● **Task instructions**: Using the listing below, report all lines holding the word "педагогических".

● **Data provided**:
______________________________

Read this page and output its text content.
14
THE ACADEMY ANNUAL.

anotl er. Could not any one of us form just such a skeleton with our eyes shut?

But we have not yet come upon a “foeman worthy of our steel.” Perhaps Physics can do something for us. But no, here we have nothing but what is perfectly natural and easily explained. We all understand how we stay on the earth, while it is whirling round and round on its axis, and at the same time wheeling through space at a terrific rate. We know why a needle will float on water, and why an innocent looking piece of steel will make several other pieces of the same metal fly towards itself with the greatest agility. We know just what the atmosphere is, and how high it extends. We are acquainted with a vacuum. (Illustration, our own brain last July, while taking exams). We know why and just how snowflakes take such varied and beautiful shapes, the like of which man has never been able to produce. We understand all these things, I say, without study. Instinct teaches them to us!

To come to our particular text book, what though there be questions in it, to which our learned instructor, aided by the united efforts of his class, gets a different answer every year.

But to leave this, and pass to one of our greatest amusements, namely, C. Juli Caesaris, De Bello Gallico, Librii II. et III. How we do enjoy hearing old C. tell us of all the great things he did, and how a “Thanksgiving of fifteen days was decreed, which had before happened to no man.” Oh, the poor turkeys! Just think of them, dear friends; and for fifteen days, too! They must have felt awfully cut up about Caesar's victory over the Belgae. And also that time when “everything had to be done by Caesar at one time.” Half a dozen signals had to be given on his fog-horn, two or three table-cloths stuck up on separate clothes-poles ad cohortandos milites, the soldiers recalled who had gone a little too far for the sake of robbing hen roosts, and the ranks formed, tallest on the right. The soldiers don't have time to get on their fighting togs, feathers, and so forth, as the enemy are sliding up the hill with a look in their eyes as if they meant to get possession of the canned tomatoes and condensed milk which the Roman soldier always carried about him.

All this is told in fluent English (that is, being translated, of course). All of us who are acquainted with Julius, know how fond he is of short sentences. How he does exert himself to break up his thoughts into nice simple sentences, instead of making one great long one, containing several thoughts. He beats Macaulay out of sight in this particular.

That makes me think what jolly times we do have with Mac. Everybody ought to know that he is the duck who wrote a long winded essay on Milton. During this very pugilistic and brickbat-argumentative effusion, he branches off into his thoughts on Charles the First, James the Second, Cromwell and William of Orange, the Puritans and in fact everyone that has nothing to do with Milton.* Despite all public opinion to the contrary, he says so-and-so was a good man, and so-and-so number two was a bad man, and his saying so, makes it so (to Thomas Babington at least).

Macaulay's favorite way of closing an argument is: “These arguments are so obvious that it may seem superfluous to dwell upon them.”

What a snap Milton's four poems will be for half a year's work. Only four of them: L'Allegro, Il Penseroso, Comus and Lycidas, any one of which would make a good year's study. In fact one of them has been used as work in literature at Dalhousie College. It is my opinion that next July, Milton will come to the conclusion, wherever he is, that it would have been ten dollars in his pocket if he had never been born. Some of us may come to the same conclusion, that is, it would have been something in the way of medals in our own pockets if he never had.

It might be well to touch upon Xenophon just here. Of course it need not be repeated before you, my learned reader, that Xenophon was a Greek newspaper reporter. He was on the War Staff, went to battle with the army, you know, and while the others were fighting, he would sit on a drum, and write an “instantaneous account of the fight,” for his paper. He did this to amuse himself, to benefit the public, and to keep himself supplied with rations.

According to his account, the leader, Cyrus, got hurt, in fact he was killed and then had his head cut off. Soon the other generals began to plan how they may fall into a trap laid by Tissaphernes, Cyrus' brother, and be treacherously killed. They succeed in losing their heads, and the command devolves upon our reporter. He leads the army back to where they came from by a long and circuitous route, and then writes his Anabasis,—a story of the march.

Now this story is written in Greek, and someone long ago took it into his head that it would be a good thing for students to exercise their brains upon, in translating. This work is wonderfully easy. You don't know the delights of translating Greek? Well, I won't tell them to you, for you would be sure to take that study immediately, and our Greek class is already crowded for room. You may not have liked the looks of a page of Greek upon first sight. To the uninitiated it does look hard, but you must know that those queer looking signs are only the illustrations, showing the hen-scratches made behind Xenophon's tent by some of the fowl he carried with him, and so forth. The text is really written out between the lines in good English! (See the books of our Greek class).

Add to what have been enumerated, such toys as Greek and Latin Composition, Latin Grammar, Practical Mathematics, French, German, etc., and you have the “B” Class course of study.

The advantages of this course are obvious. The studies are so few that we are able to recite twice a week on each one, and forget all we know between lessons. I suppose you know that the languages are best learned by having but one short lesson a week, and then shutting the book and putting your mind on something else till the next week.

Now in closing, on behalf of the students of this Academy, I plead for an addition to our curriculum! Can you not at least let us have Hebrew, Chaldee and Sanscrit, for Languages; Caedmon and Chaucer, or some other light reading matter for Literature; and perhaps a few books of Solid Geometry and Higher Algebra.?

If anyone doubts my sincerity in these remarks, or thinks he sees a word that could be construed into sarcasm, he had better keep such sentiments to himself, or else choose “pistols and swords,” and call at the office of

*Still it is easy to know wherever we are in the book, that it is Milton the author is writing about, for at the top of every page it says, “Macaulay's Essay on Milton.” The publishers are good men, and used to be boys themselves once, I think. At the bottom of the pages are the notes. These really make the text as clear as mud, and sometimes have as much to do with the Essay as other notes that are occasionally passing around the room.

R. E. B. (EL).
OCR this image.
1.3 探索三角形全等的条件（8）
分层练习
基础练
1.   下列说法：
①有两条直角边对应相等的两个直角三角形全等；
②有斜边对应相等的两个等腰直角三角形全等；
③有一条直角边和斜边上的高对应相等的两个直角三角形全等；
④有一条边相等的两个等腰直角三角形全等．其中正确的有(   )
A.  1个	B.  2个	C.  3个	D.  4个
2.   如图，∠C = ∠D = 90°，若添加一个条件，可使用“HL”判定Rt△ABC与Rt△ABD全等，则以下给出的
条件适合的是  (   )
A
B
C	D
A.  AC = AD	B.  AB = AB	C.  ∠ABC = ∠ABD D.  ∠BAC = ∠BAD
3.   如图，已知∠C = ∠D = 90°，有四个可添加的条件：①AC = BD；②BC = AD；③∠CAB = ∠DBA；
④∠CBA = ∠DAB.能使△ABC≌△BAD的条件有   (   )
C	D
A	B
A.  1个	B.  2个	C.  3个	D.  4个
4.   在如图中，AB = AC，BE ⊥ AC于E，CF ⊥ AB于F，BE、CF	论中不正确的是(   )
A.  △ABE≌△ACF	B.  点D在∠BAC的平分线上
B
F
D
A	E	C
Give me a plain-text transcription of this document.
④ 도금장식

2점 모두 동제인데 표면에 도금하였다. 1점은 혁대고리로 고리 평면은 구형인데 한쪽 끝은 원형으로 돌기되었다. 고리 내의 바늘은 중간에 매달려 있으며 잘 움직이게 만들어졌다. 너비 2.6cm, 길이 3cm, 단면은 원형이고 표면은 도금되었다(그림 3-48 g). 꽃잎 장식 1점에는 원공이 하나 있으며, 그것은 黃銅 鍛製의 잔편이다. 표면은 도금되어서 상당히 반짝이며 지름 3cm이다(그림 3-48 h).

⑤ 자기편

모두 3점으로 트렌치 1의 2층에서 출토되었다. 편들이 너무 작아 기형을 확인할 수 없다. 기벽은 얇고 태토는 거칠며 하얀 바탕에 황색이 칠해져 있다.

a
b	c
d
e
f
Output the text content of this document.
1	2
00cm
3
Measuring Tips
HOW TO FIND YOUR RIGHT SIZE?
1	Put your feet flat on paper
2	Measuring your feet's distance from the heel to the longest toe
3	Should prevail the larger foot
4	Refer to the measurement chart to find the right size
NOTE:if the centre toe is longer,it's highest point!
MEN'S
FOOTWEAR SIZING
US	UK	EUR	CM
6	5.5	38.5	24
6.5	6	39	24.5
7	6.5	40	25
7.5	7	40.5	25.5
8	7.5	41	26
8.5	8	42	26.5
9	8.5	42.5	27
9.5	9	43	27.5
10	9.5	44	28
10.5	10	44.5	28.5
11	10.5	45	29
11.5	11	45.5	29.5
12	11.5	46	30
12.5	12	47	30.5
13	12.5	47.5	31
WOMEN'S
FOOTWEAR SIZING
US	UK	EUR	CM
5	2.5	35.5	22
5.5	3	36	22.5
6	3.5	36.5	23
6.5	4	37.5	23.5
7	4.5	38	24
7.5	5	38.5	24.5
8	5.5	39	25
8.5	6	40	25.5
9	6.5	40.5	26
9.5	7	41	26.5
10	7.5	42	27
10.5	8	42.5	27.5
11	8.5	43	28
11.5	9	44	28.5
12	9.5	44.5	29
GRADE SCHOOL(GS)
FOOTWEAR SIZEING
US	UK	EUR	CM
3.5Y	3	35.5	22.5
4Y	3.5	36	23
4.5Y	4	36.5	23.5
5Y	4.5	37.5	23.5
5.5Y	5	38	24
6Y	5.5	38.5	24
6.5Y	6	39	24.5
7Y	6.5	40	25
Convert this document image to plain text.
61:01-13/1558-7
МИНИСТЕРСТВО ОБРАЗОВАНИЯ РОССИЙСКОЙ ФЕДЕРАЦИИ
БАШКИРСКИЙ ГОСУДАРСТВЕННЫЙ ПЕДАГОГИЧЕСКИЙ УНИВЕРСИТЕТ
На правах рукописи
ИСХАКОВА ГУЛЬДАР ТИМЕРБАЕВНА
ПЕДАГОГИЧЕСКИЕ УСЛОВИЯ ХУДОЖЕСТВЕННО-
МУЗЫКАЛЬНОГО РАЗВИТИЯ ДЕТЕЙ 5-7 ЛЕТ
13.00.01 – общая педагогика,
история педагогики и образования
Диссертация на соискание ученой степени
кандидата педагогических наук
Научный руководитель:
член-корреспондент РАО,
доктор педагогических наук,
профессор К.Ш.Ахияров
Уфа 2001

______________________________

● **Solution to this task**:
кандидата педагогических наук
доктор педагогических наук,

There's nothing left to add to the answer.